### Your instructions
Exclude the pictures, then repeat the remaining data exactly.

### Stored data
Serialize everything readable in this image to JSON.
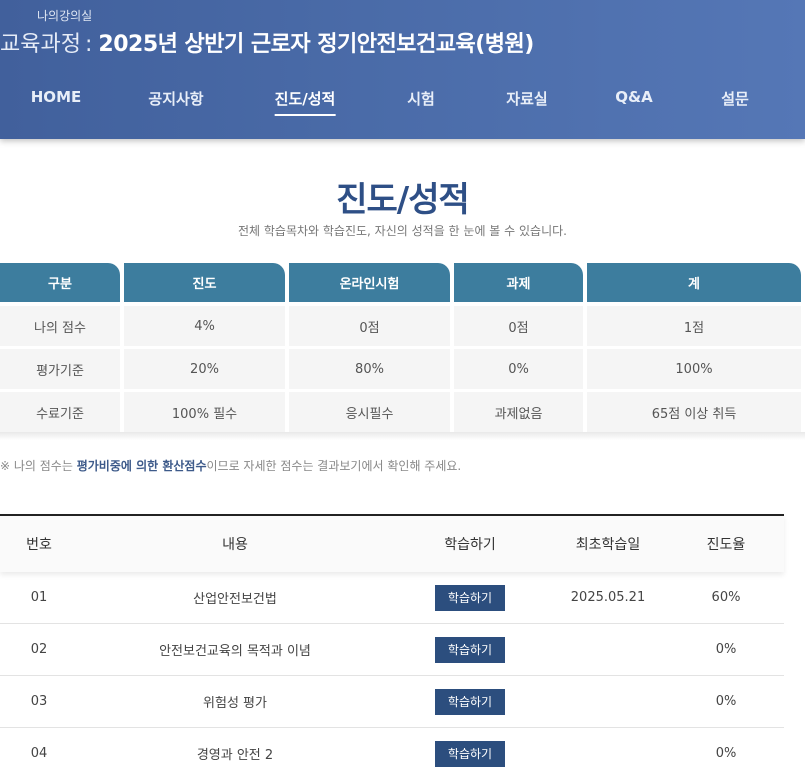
{
  "header": {
    "lecture_room": "나의강의실",
    "course_prefix": "교육과정",
    "course_colon": ":",
    "course_title": "2025년 상반기 근로자 정기안전보건교육(병원)"
  },
  "nav": [
    "HOME",
    "공지사항",
    "진도/성적",
    "시험",
    "자료실",
    "Q&A",
    "설문"
  ],
  "nav_active": "진도/성적",
  "page": {
    "title": "진도/성적",
    "subtitle": "전체 학습목차와 학습진도, 자신의 성적을 한 눈에 볼 수 있습니다."
  },
  "score_table": {
    "headers": [
      "구분",
      "진도",
      "온라인시험",
      "과제",
      "계"
    ],
    "rows": [
      [
        "나의 점수",
        "4%",
        "0점",
        "0점",
        "1점"
      ],
      [
        "평가기준",
        "20%",
        "80%",
        "0%",
        "100%"
      ],
      [
        "수료기준",
        "100% 필수",
        "응시필수",
        "과제없음",
        "65점 이상 취득"
      ]
    ]
  },
  "note": {
    "prefix": "※ 나의 점수는 ",
    "highlight": "평가비중에 의한 환산점수",
    "suffix": "이므로 자세한 점수는 결과보기에서 확인해 주세요."
  },
  "lesson_table": {
    "headers": [
      "번호",
      "내용",
      "학습하기",
      "최초학습일",
      "진도율"
    ],
    "button_label": "학습하기",
    "rows": [
      {
        "no": "01",
        "title": "산업안전보건법",
        "first_date": "2025.05.21",
        "progress": "60%"
      },
      {
        "no": "02",
        "title": "안전보건교육의 목적과 이념",
        "first_date": "",
        "progress": "0%"
      },
      {
        "no": "03",
        "title": "위험성 평가",
        "first_date": "",
        "progress": "0%"
      },
      {
        "no": "04",
        "title": "경영과 안전 2",
        "first_date": "",
        "progress": "0%"
      }
    ]
  },
  "colors": {
    "header_bg": "#4a6ba8",
    "table_header_bg": "#3d7d9e",
    "button_bg": "#2c4e7e",
    "title_color": "#2e4f86"
  }
}
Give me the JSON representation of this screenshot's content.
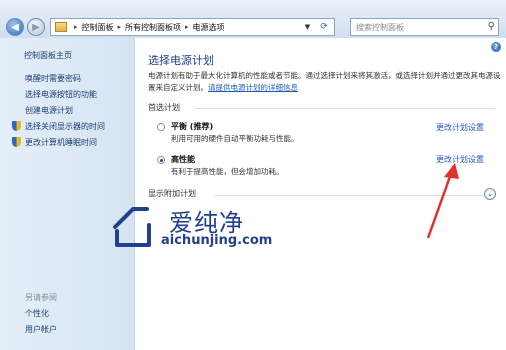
{
  "address_bar": {
    "breadcrumbs": [
      "控制面板",
      "所有控制面板项",
      "电源选项"
    ],
    "search_placeholder": "搜索控制面板"
  },
  "sidebar": {
    "home": "控制面板主页",
    "items": [
      {
        "label": "唤醒时需要密码",
        "icon": ""
      },
      {
        "label": "选择电源按钮的功能",
        "icon": ""
      },
      {
        "label": "创建电源计划",
        "icon": ""
      },
      {
        "label": "选择关闭显示器的时间",
        "icon": "uac-shield-icon"
      },
      {
        "label": "更改计算机睡眠时间",
        "icon": "uac-shield-icon"
      }
    ],
    "see_also_title": "另请参阅",
    "see_also": [
      {
        "label": "个性化"
      },
      {
        "label": "用户帐户"
      }
    ]
  },
  "main": {
    "title": "选择电源计划",
    "description": "电源计划有助于最大化计算机的性能或者节能。通过选择计划来将其激活，或选择计划并通过更改其电源设置来自定义计划。",
    "description_link": "请提供电源计划的详细信息",
    "preferred_group": "首选计划",
    "plans": [
      {
        "name": "平衡 (推荐)",
        "desc": "利用可用的硬件自动平衡功耗与性能。",
        "link": "更改计划设置",
        "selected": false
      },
      {
        "name": "高性能",
        "desc": "有利于提高性能，但会增加功耗。",
        "link": "更改计划设置",
        "selected": true
      }
    ],
    "additional_plans": "显示附加计划"
  },
  "watermark": {
    "title": "爱纯净",
    "url": "aichunjing.com"
  },
  "colors": {
    "link": "#1f5cb8",
    "title": "#1e3f8a",
    "annotation_arrow": "#e0322c"
  }
}
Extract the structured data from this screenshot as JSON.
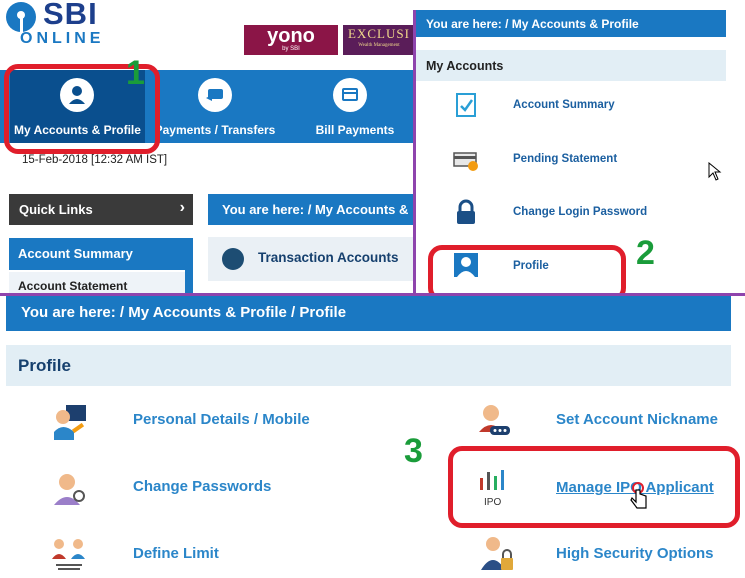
{
  "brand": {
    "logo_sbi": "SBI",
    "logo_online": "ONLINE",
    "yono": "yono",
    "yono_sub": "by SBI",
    "exclusive": "EXCLUSI",
    "exclusive_sub": "Wealth Management"
  },
  "nav": {
    "items": [
      {
        "label": "My Accounts & Profile",
        "icon": "user-icon"
      },
      {
        "label": "Payments / Transfers",
        "icon": "transfer-icon"
      },
      {
        "label": "Bill Payments",
        "icon": "bill-icon"
      }
    ]
  },
  "session_date": "15-Feb-2018 [12:32 AM IST]",
  "quick_links": {
    "label": "Quick Links",
    "arrow": "›"
  },
  "sidebar": {
    "active": "Account Summary",
    "next": "Account Statement"
  },
  "mid_breadcrumb": "You are here:  /   My Accounts &",
  "transaction_accounts": "Transaction Accounts",
  "panel": {
    "breadcrumb": "You are here:  /   My Accounts & Profile",
    "heading": "My Accounts",
    "items": [
      "Account Summary",
      "Pending Statement",
      "Change Login Password",
      "Profile"
    ]
  },
  "profile": {
    "breadcrumb": "You are here:  /   My Accounts & Profile  /   Profile",
    "heading": "Profile",
    "left_items": [
      "Personal Details / Mobile",
      "Change Passwords",
      "Define Limit"
    ],
    "right_items": [
      "Set Account Nickname",
      "Manage IPO Applicant",
      "High Security Options"
    ],
    "ipo_icon_label": "IPO"
  },
  "annotations": {
    "step1": "1",
    "step2": "2",
    "step3": "3"
  },
  "colors": {
    "primary_blue": "#1a78c2",
    "highlight_red": "#e01e2b",
    "step_green": "#1a9c3a",
    "divider_purple": "#8e44ad"
  }
}
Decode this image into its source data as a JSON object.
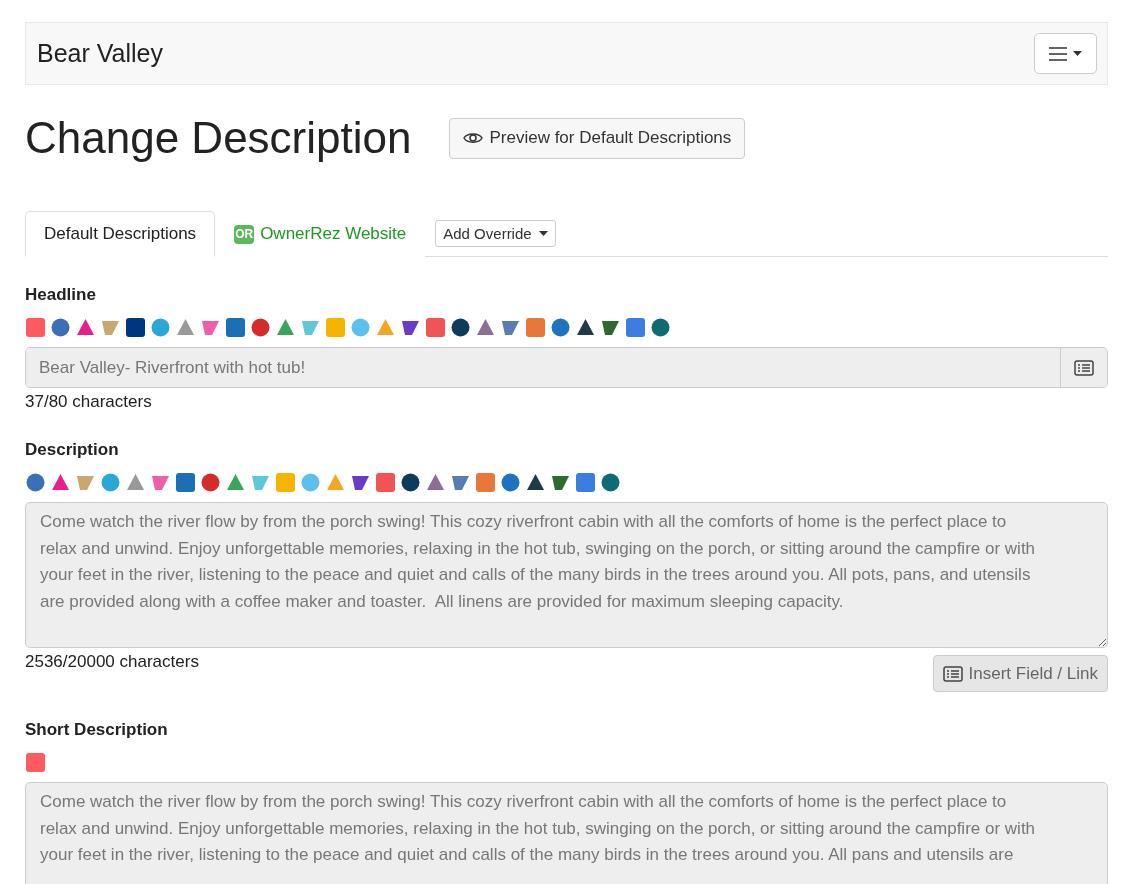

### Written answer
Serialize everything readable in this image to JSON.
{
  "header": {
    "lecture_room": "나의강의실",
    "course_prefix": "교육과정",
    "course_colon": ":",
    "course_title": "2025년 상반기 근로자 정기안전보건교육(병원)"
  },
  "nav": [
    "HOME",
    "공지사항",
    "진도/성적",
    "시험",
    "자료실",
    "Q&A",
    "설문"
  ],
  "nav_active": "진도/성적",
  "page": {
    "title": "진도/성적",
    "subtitle": "전체 학습목차와 학습진도, 자신의 성적을 한 눈에 볼 수 있습니다."
  },
  "score_table": {
    "headers": [
      "구분",
      "진도",
      "온라인시험",
      "과제",
      "계"
    ],
    "rows": [
      [
        "나의 점수",
        "4%",
        "0점",
        "0점",
        "1점"
      ],
      [
        "평가기준",
        "20%",
        "80%",
        "0%",
        "100%"
      ],
      [
        "수료기준",
        "100% 필수",
        "응시필수",
        "과제없음",
        "65점 이상 취득"
      ]
    ]
  },
  "note": {
    "prefix": "※ 나의 점수는 ",
    "highlight": "평가비중에 의한 환산점수",
    "suffix": "이므로 자세한 점수는 결과보기에서 확인해 주세요."
  },
  "lesson_table": {
    "headers": [
      "번호",
      "내용",
      "학습하기",
      "최초학습일",
      "진도율"
    ],
    "button_label": "학습하기",
    "rows": [
      {
        "no": "01",
        "title": "산업안전보건법",
        "first_date": "2025.05.21",
        "progress": "60%"
      },
      {
        "no": "02",
        "title": "안전보건교육의 목적과 이념",
        "first_date": "",
        "progress": "0%"
      },
      {
        "no": "03",
        "title": "위험성 평가",
        "first_date": "",
        "progress": "0%"
      },
      {
        "no": "04",
        "title": "경영과 안전 2",
        "first_date": "",
        "progress": "0%"
      }
    ]
  },
  "colors": {
    "header_bg": "#4a6ba8",
    "table_header_bg": "#3d7d9e",
    "button_bg": "#2c4e7e",
    "title_color": "#2e4f86"
  }
}
Give me the JSON representation of this screenshot's content.
{
  "address_bar": {
    "breadcrumbs": [
      "控制面板",
      "所有控制面板项",
      "电源选项"
    ],
    "search_placeholder": "搜索控制面板"
  },
  "sidebar": {
    "home": "控制面板主页",
    "items": [
      {
        "label": "唤醒时需要密码",
        "icon": ""
      },
      {
        "label": "选择电源按钮的功能",
        "icon": ""
      },
      {
        "label": "创建电源计划",
        "icon": ""
      },
      {
        "label": "选择关闭显示器的时间",
        "icon": "uac-shield-icon"
      },
      {
        "label": "更改计算机睡眠时间",
        "icon": "uac-shield-icon"
      }
    ],
    "see_also_title": "另请参阅",
    "see_also": [
      {
        "label": "个性化"
      },
      {
        "label": "用户帐户"
      }
    ]
  },
  "main": {
    "title": "选择电源计划",
    "description": "电源计划有助于最大化计算机的性能或者节能。通过选择计划来将其激活，或选择计划并通过更改其电源设置来自定义计划。",
    "description_link": "请提供电源计划的详细信息",
    "preferred_group": "首选计划",
    "plans": [
      {
        "name": "平衡 (推荐)",
        "desc": "利用可用的硬件自动平衡功耗与性能。",
        "link": "更改计划设置",
        "selected": false
      },
      {
        "name": "高性能",
        "desc": "有利于提高性能，但会增加功耗。",
        "link": "更改计划设置",
        "selected": true
      }
    ],
    "additional_plans": "显示附加计划"
  },
  "watermark": {
    "title": "爱纯净",
    "url": "aichunjing.com"
  },
  "colors": {
    "link": "#1f5cb8",
    "title": "#1e3f8a",
    "annotation_arrow": "#e0322c"
  }
}
Extract the structured data from this screenshot as JSON.
{
  "brand": {
    "logo_sbi": "SBI",
    "logo_online": "ONLINE",
    "yono": "yono",
    "yono_sub": "by SBI",
    "exclusive": "EXCLUSI",
    "exclusive_sub": "Wealth Management"
  },
  "nav": {
    "items": [
      {
        "label": "My Accounts & Profile",
        "icon": "user-icon"
      },
      {
        "label": "Payments / Transfers",
        "icon": "transfer-icon"
      },
      {
        "label": "Bill Payments",
        "icon": "bill-icon"
      }
    ]
  },
  "session_date": "15-Feb-2018 [12:32 AM IST]",
  "quick_links": {
    "label": "Quick Links",
    "arrow": "›"
  },
  "sidebar": {
    "active": "Account Summary",
    "next": "Account Statement"
  },
  "mid_breadcrumb": "You are here:  /   My Accounts &",
  "transaction_accounts": "Transaction Accounts",
  "panel": {
    "breadcrumb": "You are here:  /   My Accounts & Profile",
    "heading": "My Accounts",
    "items": [
      "Account Summary",
      "Pending Statement",
      "Change Login Password",
      "Profile"
    ]
  },
  "profile": {
    "breadcrumb": "You are here:  /   My Accounts & Profile  /   Profile",
    "heading": "Profile",
    "left_items": [
      "Personal Details / Mobile",
      "Change Passwords",
      "Define Limit"
    ],
    "right_items": [
      "Set Account Nickname",
      "Manage IPO Applicant",
      "High Security Options"
    ],
    "ipo_icon_label": "IPO"
  },
  "annotations": {
    "step1": "1",
    "step2": "2",
    "step3": "3"
  },
  "colors": {
    "primary_blue": "#1a78c2",
    "highlight_red": "#e01e2b",
    "step_green": "#1a9c3a",
    "divider_purple": "#8e44ad"
  }
}
Decode this image into its source data as a JSON object.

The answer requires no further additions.